## Work to complete
From the listing below, pull out the lines that hold "Photomerge".

## Input data
+---+

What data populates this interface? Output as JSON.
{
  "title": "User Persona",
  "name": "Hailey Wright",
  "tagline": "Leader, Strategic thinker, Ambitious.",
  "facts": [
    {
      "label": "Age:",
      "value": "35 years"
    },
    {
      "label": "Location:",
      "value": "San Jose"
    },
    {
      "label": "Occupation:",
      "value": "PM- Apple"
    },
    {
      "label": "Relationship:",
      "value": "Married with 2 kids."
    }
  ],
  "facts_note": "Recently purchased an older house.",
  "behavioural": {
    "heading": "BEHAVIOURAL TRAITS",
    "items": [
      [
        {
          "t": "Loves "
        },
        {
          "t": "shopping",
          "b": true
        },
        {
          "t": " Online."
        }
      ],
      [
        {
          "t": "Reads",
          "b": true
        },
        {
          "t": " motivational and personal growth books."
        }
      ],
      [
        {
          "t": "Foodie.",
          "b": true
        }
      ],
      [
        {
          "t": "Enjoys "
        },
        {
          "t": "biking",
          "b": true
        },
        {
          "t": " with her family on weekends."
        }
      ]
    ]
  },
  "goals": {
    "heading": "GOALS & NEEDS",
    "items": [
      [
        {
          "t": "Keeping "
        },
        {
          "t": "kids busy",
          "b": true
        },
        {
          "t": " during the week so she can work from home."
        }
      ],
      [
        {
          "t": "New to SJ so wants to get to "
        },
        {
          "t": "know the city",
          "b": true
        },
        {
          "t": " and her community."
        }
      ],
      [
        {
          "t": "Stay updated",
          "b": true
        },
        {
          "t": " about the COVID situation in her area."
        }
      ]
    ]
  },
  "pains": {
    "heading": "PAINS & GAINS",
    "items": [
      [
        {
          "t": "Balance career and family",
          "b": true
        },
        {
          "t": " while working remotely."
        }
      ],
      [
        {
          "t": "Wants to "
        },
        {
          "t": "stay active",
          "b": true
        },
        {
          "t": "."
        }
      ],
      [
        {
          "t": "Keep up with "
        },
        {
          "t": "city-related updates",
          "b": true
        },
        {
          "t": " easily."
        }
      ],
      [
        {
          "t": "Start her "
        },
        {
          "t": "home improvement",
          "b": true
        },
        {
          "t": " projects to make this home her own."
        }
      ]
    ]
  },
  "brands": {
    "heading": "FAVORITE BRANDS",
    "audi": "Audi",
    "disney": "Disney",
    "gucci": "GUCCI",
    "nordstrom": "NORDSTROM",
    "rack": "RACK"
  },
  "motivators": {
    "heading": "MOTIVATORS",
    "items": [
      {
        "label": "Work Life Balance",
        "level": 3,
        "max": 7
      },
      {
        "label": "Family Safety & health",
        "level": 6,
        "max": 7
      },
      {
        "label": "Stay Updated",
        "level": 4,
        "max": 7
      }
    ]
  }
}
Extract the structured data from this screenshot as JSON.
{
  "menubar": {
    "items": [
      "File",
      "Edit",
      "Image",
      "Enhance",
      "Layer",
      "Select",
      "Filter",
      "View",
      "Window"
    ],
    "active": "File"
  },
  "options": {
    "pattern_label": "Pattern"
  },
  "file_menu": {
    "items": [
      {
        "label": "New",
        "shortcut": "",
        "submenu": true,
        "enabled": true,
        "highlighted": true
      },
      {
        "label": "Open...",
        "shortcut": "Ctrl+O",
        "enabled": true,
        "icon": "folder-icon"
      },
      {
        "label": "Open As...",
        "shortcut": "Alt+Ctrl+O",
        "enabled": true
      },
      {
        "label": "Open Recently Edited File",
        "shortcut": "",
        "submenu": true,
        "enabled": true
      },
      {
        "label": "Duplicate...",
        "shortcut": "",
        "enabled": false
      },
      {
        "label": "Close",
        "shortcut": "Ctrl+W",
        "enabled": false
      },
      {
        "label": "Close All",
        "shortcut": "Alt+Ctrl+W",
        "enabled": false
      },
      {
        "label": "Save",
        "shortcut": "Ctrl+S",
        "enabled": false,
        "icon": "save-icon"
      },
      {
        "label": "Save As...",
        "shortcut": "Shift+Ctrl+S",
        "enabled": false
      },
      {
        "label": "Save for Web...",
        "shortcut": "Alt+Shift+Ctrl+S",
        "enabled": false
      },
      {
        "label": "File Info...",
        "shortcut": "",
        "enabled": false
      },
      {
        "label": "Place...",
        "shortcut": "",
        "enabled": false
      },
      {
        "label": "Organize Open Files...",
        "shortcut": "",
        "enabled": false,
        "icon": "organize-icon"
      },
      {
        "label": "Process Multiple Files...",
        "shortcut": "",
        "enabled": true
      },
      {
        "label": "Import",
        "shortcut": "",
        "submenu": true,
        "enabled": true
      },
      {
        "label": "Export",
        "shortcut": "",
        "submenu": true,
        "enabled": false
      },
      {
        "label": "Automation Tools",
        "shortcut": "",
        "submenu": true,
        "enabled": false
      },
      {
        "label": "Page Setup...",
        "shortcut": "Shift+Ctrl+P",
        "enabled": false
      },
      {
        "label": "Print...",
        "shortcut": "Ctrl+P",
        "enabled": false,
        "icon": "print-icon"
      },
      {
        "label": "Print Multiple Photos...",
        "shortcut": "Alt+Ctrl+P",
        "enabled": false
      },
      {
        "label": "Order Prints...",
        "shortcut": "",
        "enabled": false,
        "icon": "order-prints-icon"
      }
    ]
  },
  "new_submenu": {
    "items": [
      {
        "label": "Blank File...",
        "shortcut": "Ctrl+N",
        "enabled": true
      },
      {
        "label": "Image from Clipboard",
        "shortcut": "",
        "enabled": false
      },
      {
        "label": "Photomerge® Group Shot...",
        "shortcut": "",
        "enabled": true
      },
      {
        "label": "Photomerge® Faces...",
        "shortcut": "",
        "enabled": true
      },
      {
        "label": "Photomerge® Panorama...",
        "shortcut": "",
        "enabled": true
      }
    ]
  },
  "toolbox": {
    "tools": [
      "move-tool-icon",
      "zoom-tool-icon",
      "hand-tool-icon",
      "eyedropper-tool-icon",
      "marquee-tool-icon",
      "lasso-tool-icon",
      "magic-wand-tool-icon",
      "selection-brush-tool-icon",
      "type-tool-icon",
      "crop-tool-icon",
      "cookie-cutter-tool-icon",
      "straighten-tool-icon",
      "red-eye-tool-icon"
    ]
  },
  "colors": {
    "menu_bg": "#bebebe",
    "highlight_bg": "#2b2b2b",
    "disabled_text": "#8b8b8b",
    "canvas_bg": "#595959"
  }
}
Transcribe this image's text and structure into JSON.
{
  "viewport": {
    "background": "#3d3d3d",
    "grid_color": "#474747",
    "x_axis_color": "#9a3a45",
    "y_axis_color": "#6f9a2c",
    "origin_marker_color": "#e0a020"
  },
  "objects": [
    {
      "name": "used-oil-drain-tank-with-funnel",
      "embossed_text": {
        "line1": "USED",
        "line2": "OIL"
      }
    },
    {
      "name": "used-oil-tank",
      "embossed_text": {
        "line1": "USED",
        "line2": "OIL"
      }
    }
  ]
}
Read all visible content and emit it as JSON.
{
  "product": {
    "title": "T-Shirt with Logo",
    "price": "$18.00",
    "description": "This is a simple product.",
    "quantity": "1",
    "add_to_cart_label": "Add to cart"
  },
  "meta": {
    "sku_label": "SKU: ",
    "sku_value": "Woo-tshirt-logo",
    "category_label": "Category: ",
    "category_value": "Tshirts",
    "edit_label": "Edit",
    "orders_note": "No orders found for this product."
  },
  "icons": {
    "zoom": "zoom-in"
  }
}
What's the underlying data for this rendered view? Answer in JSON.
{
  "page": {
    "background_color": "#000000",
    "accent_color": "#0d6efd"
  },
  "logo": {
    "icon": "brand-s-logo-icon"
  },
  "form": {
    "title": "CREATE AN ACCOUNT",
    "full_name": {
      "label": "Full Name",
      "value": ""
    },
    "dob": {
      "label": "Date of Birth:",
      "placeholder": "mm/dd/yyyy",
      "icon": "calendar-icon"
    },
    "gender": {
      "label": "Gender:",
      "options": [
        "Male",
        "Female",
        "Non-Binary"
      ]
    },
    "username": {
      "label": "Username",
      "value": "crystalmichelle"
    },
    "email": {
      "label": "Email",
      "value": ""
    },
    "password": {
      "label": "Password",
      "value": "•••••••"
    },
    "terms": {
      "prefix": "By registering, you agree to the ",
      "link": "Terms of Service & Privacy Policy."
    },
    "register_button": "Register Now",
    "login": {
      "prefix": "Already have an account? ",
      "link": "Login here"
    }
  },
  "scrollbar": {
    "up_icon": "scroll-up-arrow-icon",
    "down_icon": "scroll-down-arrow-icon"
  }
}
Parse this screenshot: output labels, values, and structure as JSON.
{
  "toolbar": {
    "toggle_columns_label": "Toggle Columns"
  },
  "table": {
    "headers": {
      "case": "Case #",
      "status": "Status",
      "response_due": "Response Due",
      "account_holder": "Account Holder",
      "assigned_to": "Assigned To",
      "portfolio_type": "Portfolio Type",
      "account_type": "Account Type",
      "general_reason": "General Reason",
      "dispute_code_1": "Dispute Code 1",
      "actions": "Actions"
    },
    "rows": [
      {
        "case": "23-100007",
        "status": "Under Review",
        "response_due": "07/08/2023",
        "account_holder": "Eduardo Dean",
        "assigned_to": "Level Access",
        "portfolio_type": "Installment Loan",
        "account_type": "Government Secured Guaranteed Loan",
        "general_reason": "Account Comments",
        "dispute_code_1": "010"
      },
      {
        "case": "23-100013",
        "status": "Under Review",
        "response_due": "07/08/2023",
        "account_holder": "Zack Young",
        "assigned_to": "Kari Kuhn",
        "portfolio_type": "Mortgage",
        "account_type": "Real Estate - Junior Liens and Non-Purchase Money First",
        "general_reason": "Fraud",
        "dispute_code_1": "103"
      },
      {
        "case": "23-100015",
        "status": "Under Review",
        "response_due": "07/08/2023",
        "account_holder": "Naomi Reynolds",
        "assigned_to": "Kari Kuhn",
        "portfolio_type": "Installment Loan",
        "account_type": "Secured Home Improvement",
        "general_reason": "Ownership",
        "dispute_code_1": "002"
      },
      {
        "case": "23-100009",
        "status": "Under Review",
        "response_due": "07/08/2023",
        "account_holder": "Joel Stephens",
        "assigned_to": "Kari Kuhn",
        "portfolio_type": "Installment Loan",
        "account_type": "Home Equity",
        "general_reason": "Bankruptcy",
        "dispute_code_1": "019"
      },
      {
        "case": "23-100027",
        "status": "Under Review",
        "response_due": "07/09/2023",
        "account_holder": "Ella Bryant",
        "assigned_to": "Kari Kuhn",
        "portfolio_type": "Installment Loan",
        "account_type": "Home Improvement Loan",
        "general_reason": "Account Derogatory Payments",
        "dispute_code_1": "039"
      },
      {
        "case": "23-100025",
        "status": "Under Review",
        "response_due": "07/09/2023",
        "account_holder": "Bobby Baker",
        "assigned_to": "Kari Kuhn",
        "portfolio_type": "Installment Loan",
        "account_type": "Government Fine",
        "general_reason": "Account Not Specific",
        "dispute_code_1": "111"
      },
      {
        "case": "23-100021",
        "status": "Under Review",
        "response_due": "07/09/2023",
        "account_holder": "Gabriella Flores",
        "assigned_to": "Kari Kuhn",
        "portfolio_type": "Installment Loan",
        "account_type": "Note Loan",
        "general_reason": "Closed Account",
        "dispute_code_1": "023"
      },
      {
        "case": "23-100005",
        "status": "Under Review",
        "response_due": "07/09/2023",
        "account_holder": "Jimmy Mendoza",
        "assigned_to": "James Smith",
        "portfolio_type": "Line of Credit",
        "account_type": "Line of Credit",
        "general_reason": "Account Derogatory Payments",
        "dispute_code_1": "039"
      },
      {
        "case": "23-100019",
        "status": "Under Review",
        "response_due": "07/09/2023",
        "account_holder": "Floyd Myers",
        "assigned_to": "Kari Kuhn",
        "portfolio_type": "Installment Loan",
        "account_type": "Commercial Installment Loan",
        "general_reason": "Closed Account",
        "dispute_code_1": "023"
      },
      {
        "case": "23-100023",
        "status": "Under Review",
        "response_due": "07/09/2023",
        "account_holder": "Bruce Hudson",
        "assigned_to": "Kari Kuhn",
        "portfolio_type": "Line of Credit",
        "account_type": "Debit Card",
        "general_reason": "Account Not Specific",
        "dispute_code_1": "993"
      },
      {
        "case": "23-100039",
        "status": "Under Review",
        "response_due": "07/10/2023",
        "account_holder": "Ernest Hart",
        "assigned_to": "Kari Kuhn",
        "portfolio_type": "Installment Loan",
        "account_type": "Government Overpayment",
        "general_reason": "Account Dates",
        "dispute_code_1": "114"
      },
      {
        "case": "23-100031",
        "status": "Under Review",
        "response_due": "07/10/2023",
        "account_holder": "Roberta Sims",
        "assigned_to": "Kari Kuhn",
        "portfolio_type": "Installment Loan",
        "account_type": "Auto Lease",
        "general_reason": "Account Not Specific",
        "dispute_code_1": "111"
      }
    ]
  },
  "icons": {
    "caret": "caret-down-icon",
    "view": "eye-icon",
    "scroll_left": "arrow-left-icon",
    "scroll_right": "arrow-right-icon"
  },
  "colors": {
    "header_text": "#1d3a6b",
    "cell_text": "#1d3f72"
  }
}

+---+

## Written response
        "label": "Photomerge® Group Shot...",
        "label": "Photomerge® Faces...",
        "label": "Photomerge® Panorama...",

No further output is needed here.